▸ **TO DO**:
Reproduce the data below line for line, keeping every character unchanged, but leave out the pictures.
━━━━━━━━
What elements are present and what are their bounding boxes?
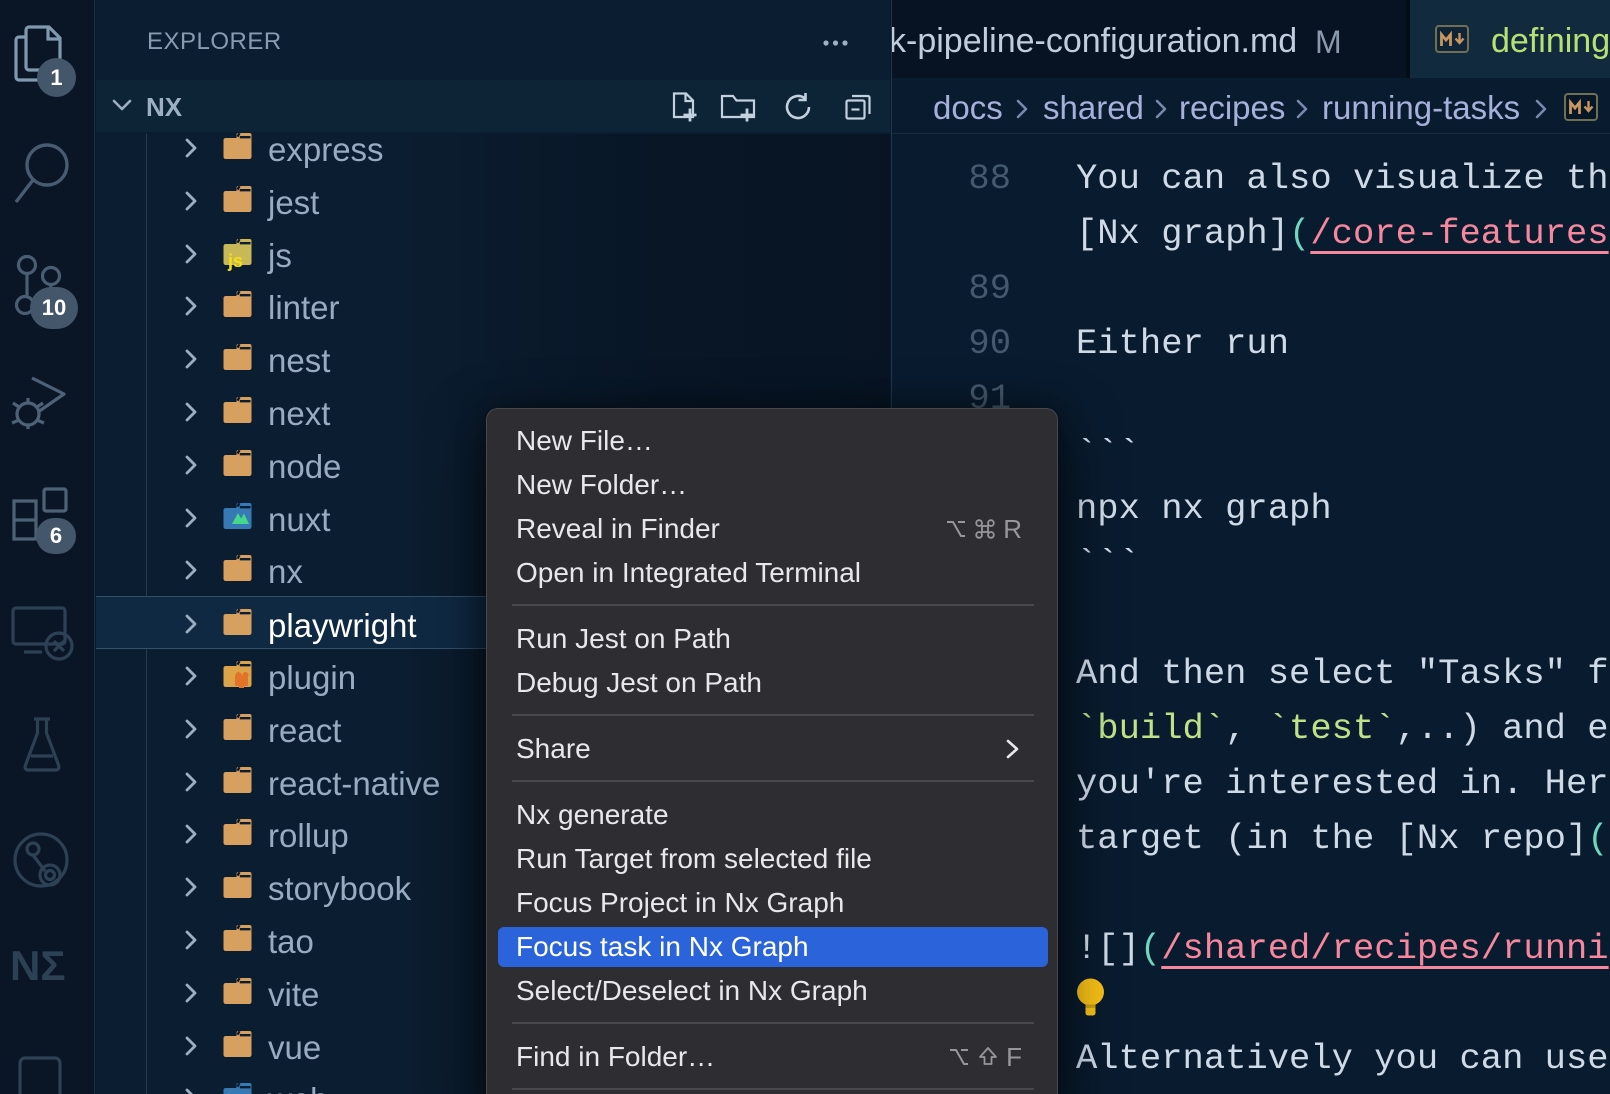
svg-text:js: js (227, 251, 243, 271)
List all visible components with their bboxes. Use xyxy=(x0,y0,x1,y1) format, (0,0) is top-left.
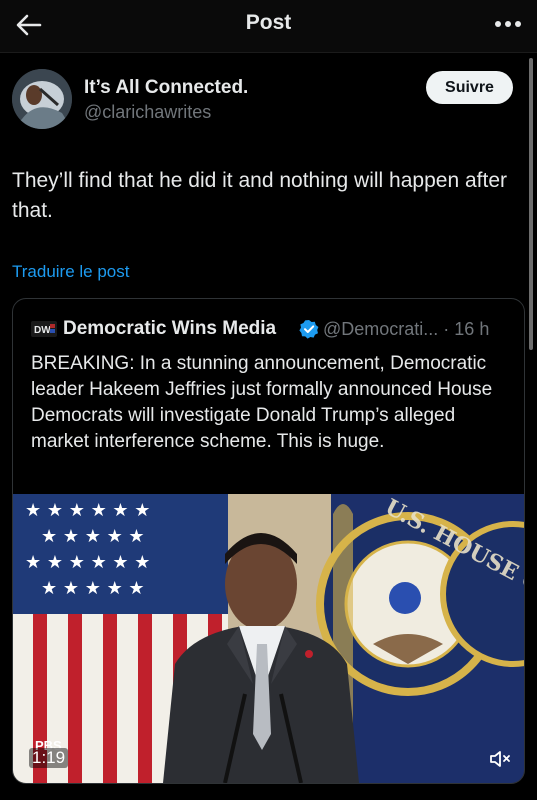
video-frame-image: ★ ★ ★ ★ ★ ★ ★ ★ ★ ★ ★ ★ ★ ★ ★ ★ ★ ★ ★ ★ … xyxy=(13,494,524,783)
quoted-post-text: BREAKING: In a stunning announcement, De… xyxy=(31,353,493,452)
muted-speaker-icon[interactable] xyxy=(488,747,512,771)
author-handle[interactable]: @clarichawrites xyxy=(84,102,211,123)
quoted-post[interactable]: DW Democratic Wins Media @Democrati... ·… xyxy=(12,298,525,784)
video-player[interactable]: ★ ★ ★ ★ ★ ★ ★ ★ ★ ★ ★ ★ ★ ★ ★ ★ ★ ★ ★ ★ … xyxy=(13,494,524,783)
header-divider xyxy=(0,52,537,53)
author-avatar[interactable] xyxy=(12,69,72,129)
translate-post-link[interactable]: Traduire le post xyxy=(12,262,129,282)
scrollbar[interactable] xyxy=(529,58,533,350)
page-title: Post xyxy=(245,11,292,34)
svg-text:★ ★ ★ ★ ★: ★ ★ ★ ★ ★ xyxy=(41,526,145,547)
top-bar: Post xyxy=(0,0,537,52)
svg-text:★ ★ ★ ★ ★: ★ ★ ★ ★ ★ xyxy=(41,578,145,599)
quoted-author-logo: DW xyxy=(31,321,57,337)
svg-text:★ ★ ★ ★ ★ ★: ★ ★ ★ ★ ★ ★ xyxy=(25,552,150,573)
post-text: They’ll find that he did it and nothing … xyxy=(12,169,507,222)
video-timestamp: 1:19 xyxy=(29,748,69,768)
quoted-handle-time[interactable]: @Democrati... · 16 h xyxy=(323,319,489,340)
follow-button[interactable]: Suivre xyxy=(426,71,513,104)
logo-text: DW xyxy=(34,325,51,336)
quoted-author-name[interactable]: Democratic Wins Media xyxy=(63,318,276,340)
svg-text:★ ★ ★ ★ ★ ★: ★ ★ ★ ★ ★ ★ xyxy=(25,500,150,521)
more-options-icon[interactable] xyxy=(491,10,525,38)
author-name[interactable]: It’s All Connected. xyxy=(84,77,248,99)
verified-badge-icon xyxy=(299,319,319,339)
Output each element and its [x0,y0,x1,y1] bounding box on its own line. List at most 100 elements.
━━━━━━━━
▸ **TASK ANSWER**:
What elements are present and what are their bounding boxes?
svg-text:js: js (227, 251, 243, 271)
List all visible components with their bboxes. Use xyxy=(x0,y0,x1,y1) format, (0,0) is top-left.
video-frame-image: ★ ★ ★ ★ ★ ★ ★ ★ ★ ★ ★ ★ ★ ★ ★ ★ ★ ★ ★ ★ … xyxy=(13,494,524,783)
quoted-post-text: BREAKING: In a stunning announcement, De… xyxy=(31,353,493,452)
muted-speaker-icon[interactable] xyxy=(488,747,512,771)
author-handle[interactable]: @clarichawrites xyxy=(84,102,211,123)
quoted-post[interactable]: DW Democratic Wins Media @Democrati... ·… xyxy=(12,298,525,784)
video-player[interactable]: ★ ★ ★ ★ ★ ★ ★ ★ ★ ★ ★ ★ ★ ★ ★ ★ ★ ★ ★ ★ … xyxy=(13,494,524,783)
header-divider xyxy=(0,52,537,53)
author-avatar[interactable] xyxy=(12,69,72,129)
translate-post-link[interactable]: Traduire le post xyxy=(12,262,129,282)
scrollbar[interactable] xyxy=(529,58,533,350)
page-title: Post xyxy=(245,11,292,34)
svg-text:★ ★ ★ ★ ★: ★ ★ ★ ★ ★ xyxy=(41,526,145,547)
top-bar: Post xyxy=(0,0,537,52)
svg-text:★ ★ ★ ★ ★: ★ ★ ★ ★ ★ xyxy=(41,578,145,599)
quoted-author-logo: DW xyxy=(31,321,57,337)
svg-text:★ ★ ★ ★ ★ ★: ★ ★ ★ ★ ★ ★ xyxy=(25,552,150,573)
post-text: They’ll find that he did it and nothing … xyxy=(12,169,507,222)
video-timestamp: 1:19 xyxy=(29,748,69,768)
quoted-handle-time[interactable]: @Democrati... · 16 h xyxy=(323,319,489,340)
follow-button[interactable]: Suivre xyxy=(426,71,513,104)
logo-text: DW xyxy=(34,325,51,336)
quoted-author-name[interactable]: Democratic Wins Media xyxy=(63,318,276,340)
svg-text:★ ★ ★ ★ ★ ★: ★ ★ ★ ★ ★ ★ xyxy=(25,500,150,521)
more-options-icon[interactable] xyxy=(491,10,525,38)
author-name[interactable]: It’s All Connected. xyxy=(84,77,248,99)
verified-badge-icon xyxy=(299,319,319,339)
Output each element and its [x0,y0,x1,y1] bounding box on its own line. List at most 100 elements.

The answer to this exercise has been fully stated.